Aim » Copy out every line that contains "background".

Stored data »

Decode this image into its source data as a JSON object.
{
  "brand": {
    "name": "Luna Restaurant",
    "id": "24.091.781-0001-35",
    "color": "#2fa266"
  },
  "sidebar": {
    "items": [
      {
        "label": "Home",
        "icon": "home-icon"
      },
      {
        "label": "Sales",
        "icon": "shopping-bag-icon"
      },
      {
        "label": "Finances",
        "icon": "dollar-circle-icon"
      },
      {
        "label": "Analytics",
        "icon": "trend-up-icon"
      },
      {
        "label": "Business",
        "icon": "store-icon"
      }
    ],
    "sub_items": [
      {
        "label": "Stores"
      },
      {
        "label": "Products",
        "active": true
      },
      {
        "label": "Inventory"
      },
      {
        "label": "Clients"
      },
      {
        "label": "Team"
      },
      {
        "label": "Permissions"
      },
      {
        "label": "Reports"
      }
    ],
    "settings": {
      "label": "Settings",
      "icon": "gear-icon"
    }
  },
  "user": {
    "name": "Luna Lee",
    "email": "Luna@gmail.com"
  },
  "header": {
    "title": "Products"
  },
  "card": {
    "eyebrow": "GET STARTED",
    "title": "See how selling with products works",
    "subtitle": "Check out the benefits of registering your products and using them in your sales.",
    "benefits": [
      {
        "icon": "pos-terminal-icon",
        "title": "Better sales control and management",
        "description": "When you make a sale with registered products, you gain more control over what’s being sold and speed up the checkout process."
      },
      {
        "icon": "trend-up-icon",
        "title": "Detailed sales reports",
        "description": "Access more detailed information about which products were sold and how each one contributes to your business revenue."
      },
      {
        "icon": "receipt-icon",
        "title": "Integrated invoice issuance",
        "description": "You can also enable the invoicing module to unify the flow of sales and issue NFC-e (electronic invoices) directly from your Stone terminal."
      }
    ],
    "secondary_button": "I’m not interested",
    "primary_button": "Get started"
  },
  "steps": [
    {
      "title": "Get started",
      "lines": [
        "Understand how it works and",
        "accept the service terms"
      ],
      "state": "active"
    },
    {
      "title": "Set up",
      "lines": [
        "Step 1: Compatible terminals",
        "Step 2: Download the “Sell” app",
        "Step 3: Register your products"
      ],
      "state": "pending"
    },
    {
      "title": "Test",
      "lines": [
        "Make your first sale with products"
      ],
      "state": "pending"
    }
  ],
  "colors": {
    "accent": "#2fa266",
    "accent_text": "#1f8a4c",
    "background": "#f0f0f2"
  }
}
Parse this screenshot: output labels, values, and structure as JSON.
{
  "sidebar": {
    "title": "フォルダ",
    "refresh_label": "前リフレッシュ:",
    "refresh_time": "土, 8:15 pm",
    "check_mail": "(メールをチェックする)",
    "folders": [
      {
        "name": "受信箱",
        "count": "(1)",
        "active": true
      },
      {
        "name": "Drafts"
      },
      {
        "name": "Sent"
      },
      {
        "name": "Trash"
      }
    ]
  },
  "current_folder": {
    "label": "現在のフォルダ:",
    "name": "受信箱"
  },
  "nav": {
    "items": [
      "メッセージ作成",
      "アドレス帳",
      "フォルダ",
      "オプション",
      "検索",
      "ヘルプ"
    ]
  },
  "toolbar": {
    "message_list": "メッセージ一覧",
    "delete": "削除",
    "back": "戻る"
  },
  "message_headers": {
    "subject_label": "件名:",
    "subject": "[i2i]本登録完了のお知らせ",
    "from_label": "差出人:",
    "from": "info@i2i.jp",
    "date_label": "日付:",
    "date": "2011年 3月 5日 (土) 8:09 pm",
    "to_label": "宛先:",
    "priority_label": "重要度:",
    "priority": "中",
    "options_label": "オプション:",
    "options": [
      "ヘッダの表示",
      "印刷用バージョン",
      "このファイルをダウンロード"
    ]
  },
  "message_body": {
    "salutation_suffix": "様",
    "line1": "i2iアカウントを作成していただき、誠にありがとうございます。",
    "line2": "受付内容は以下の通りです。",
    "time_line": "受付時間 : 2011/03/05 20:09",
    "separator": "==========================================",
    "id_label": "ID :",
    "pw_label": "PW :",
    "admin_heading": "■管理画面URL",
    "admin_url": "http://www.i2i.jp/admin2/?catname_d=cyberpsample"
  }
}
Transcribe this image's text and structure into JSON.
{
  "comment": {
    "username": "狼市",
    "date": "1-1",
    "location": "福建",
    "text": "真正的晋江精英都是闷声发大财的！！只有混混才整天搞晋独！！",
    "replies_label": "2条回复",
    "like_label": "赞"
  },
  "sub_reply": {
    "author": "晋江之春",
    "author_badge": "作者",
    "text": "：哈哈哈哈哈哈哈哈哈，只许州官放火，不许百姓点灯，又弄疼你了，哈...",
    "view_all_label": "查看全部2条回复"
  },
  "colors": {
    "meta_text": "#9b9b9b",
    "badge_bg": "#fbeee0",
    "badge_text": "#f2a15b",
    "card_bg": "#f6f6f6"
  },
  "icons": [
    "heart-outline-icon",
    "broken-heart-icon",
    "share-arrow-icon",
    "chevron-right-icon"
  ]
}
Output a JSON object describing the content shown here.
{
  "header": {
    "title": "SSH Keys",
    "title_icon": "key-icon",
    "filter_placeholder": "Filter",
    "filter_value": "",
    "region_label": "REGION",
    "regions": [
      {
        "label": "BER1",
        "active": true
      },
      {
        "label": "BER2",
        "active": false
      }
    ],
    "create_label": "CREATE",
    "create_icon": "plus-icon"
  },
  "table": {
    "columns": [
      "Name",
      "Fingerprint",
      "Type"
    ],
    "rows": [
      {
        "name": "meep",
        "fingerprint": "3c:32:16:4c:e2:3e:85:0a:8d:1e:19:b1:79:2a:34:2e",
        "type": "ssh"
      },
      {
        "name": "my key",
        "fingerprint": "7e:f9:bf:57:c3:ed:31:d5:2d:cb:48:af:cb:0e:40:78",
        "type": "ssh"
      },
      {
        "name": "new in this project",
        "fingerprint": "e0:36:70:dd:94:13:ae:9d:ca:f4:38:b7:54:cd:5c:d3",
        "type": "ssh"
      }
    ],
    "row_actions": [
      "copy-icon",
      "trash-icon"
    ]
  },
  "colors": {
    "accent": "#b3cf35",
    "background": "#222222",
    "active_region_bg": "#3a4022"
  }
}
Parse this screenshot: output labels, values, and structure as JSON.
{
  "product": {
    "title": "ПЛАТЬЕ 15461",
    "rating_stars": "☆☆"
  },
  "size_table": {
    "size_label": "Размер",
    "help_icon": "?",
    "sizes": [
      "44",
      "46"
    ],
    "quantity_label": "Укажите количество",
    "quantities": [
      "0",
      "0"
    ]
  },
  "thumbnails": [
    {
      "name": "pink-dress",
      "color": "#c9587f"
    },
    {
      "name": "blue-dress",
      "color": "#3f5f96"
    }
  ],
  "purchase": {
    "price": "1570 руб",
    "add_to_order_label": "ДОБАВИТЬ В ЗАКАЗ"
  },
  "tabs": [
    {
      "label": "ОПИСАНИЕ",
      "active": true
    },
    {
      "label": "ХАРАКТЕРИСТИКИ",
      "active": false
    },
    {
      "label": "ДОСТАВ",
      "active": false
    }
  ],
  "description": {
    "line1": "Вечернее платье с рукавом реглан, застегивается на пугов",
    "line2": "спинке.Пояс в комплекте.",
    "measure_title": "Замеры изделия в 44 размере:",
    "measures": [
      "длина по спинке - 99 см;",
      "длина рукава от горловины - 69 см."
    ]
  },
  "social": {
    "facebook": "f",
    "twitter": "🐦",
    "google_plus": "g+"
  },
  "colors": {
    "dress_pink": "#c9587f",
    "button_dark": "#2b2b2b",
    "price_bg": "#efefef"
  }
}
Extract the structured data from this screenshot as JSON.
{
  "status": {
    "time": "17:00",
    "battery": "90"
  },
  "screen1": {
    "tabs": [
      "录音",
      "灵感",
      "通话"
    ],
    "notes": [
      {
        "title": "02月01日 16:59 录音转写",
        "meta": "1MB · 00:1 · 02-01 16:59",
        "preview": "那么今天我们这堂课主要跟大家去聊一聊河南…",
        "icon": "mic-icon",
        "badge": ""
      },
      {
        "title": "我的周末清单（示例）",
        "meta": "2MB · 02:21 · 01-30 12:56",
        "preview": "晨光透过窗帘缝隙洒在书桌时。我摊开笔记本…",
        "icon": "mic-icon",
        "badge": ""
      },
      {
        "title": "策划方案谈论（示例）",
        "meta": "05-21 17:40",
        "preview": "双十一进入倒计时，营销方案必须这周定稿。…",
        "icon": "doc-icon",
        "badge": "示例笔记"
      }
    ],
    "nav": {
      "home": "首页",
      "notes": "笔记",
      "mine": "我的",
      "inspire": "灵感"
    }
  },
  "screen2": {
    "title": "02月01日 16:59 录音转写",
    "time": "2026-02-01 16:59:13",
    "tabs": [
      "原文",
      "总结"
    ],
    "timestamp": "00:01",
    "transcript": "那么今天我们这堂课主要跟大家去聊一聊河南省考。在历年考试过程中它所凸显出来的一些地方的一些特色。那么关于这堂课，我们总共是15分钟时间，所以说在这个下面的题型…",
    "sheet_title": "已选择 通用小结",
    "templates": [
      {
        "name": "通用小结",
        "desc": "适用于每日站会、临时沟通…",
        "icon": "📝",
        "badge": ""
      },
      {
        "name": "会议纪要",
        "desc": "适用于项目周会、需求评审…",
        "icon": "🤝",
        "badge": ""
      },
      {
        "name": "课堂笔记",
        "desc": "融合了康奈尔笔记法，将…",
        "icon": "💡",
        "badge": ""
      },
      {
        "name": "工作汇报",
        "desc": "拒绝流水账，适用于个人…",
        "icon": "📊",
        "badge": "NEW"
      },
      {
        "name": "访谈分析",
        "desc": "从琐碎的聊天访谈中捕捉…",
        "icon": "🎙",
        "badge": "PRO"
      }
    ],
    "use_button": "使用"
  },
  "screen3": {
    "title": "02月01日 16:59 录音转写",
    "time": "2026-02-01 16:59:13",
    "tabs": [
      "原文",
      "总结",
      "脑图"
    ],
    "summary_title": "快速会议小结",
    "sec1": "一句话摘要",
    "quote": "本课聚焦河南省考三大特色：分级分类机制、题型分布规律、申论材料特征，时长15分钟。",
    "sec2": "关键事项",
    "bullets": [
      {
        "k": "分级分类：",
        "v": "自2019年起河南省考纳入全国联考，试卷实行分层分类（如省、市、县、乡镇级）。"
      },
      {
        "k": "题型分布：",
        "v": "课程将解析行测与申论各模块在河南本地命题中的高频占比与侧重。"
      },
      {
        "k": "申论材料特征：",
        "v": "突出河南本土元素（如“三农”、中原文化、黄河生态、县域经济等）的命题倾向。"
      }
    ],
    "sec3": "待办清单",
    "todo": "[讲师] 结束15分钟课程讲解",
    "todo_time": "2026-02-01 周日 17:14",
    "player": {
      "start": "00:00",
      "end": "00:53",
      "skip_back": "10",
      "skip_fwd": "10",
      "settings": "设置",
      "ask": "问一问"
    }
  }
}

Full solution »
    "background": "#f0f0f2"
    "background": "#222222",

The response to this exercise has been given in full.